Rewrite the items below with every "x-tick-label" changed to "x-axis-tick" and nothing else altered. Omit the pictures from your answer.

## Begin

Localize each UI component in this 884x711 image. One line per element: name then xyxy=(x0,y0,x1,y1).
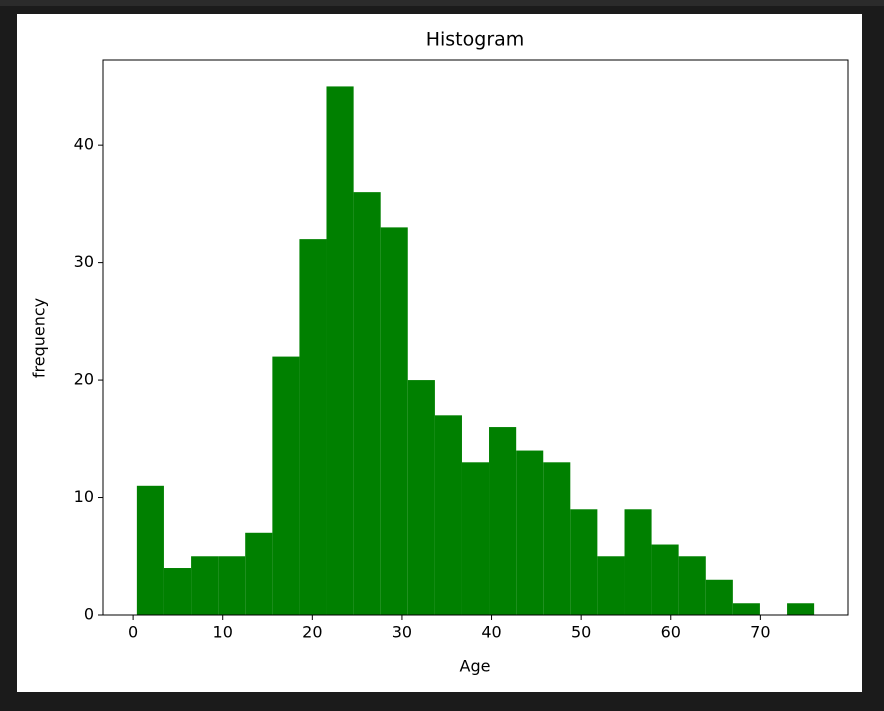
bar xyxy=(516,450,544,615)
bar xyxy=(245,532,273,615)
bar xyxy=(461,462,490,615)
x-tick-label: 60 xyxy=(661,623,681,642)
y-tick-label: 20 xyxy=(74,370,94,389)
x-tick-label: 40 xyxy=(481,623,501,642)
bar xyxy=(678,556,706,615)
bar xyxy=(380,227,408,615)
bar xyxy=(732,603,760,615)
x-tick-label: 30 xyxy=(392,623,412,642)
bar xyxy=(218,556,246,615)
bar xyxy=(489,427,517,615)
bar xyxy=(136,485,164,615)
bar xyxy=(407,380,435,615)
axes-frame xyxy=(102,59,849,616)
x-tick-label: 0 xyxy=(128,623,138,642)
x-tick-label: 50 xyxy=(571,623,591,642)
y-axis-label: frequency xyxy=(30,298,49,378)
plot: 0 10 20 30 40 50 60 70 0 10 20 30 40 xyxy=(74,59,849,642)
bar xyxy=(597,556,625,615)
bar xyxy=(651,544,679,615)
bar xyxy=(326,86,354,615)
bar xyxy=(570,509,598,615)
bar xyxy=(543,462,571,615)
bar xyxy=(299,239,327,615)
x-axis-label: Age xyxy=(460,657,491,676)
x-tick-label: 20 xyxy=(302,623,322,642)
bar xyxy=(434,415,462,615)
bar xyxy=(787,603,815,615)
y-tick-label: 0 xyxy=(84,605,94,624)
x-tick-label: 70 xyxy=(750,623,770,642)
chart-title: Histogram xyxy=(426,29,525,51)
bar xyxy=(163,568,192,615)
bar xyxy=(705,579,733,615)
bar xyxy=(353,192,381,615)
bar xyxy=(624,509,652,615)
x-tick-label: 10 xyxy=(213,623,233,642)
y-tick-label: 10 xyxy=(74,487,94,506)
y-tick-label: 30 xyxy=(74,252,94,271)
bar xyxy=(191,556,219,615)
top-strip xyxy=(0,0,884,6)
bar xyxy=(272,356,300,615)
y-tick-label: 40 xyxy=(74,135,94,154)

## End

__Exercise solution__
Localize each UI component in this 884x711 image. One line per element: name then xyxy=(x0,y0,x1,y1).
bar xyxy=(516,450,544,615)
bar xyxy=(245,532,273,615)
bar xyxy=(461,462,490,615)
x-axis-tick: 60 xyxy=(661,623,681,642)
y-tick-label: 20 xyxy=(74,370,94,389)
x-axis-tick: 40 xyxy=(481,623,501,642)
bar xyxy=(678,556,706,615)
bar xyxy=(380,227,408,615)
bar xyxy=(732,603,760,615)
x-axis-tick: 30 xyxy=(392,623,412,642)
bar xyxy=(218,556,246,615)
bar xyxy=(489,427,517,615)
bar xyxy=(136,485,164,615)
bar xyxy=(407,380,435,615)
axes-frame xyxy=(102,59,849,616)
x-axis-tick: 0 xyxy=(128,623,138,642)
x-axis-tick: 50 xyxy=(571,623,591,642)
y-axis-label: frequency xyxy=(30,298,49,378)
plot: 0 10 20 30 40 50 60 70 0 10 20 30 40 xyxy=(74,59,849,642)
bar xyxy=(597,556,625,615)
bar xyxy=(651,544,679,615)
bar xyxy=(326,86,354,615)
bar xyxy=(570,509,598,615)
bar xyxy=(543,462,571,615)
bar xyxy=(299,239,327,615)
x-axis-label: Age xyxy=(460,657,491,676)
x-axis-tick: 20 xyxy=(302,623,322,642)
bar xyxy=(434,415,462,615)
bar xyxy=(787,603,815,615)
y-tick-label: 0 xyxy=(84,605,94,624)
x-axis-tick: 70 xyxy=(750,623,770,642)
chart-title: Histogram xyxy=(426,29,525,51)
bar xyxy=(163,568,192,615)
bar xyxy=(705,579,733,615)
bar xyxy=(353,192,381,615)
bar xyxy=(624,509,652,615)
x-axis-tick: 10 xyxy=(213,623,233,642)
y-tick-label: 10 xyxy=(74,487,94,506)
y-tick-label: 30 xyxy=(74,252,94,271)
bar xyxy=(191,556,219,615)
top-strip xyxy=(0,0,884,6)
bar xyxy=(272,356,300,615)
y-tick-label: 40 xyxy=(74,135,94,154)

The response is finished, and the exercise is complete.